== Extracted data ==
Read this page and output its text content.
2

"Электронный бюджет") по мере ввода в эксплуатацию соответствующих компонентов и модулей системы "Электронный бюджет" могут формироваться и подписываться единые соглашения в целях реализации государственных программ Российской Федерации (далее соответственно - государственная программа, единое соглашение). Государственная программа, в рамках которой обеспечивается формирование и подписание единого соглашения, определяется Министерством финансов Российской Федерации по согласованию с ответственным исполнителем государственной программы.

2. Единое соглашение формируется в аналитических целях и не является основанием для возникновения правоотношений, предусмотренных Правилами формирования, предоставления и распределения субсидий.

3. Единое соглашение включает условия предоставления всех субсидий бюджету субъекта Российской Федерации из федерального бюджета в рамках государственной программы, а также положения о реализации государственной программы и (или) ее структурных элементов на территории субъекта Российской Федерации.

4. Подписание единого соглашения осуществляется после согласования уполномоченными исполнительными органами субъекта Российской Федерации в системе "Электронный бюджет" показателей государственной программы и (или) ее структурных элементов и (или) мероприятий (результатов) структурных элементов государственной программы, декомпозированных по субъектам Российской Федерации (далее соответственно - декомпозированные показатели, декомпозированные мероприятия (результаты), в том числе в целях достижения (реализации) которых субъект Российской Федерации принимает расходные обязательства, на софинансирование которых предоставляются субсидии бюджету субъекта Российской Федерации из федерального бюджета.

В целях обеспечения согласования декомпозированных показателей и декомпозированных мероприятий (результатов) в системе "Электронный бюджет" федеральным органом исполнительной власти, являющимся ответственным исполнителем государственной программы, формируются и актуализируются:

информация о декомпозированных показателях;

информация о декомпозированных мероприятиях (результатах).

== To do ==
Pick every line with "элементов" in it and copy it.

== Exercise response ==
3. Единое соглашение включает условия предоставления всех субсидий бюджету субъекта Российской Федерации из федерального бюджета в рамках государственной программы, а также положения о реализации государственной программы и (или) ее структурных элементов на территории субъекта Российской Федерации.
4. Подписание единого соглашения осуществляется после согласования уполномоченными исполнительными органами субъекта Российской Федерации в системе "Электронный бюджет" показателей государственной программы и (или) ее структурных элементов и (или) мероприятий (результатов) структурных элементов государственной программы, декомпозированных по субъектам Российской Федерации (далее соответственно - декомпозированные показатели, декомпозированные мероприятия (результаты), в том числе в целях достижения (реализации) которых субъект Российской Федерации принимает расходные обязательства, на софинансирование которых предоставляются субсидии бюджету субъекта Российской Федерации из федерального бюджета.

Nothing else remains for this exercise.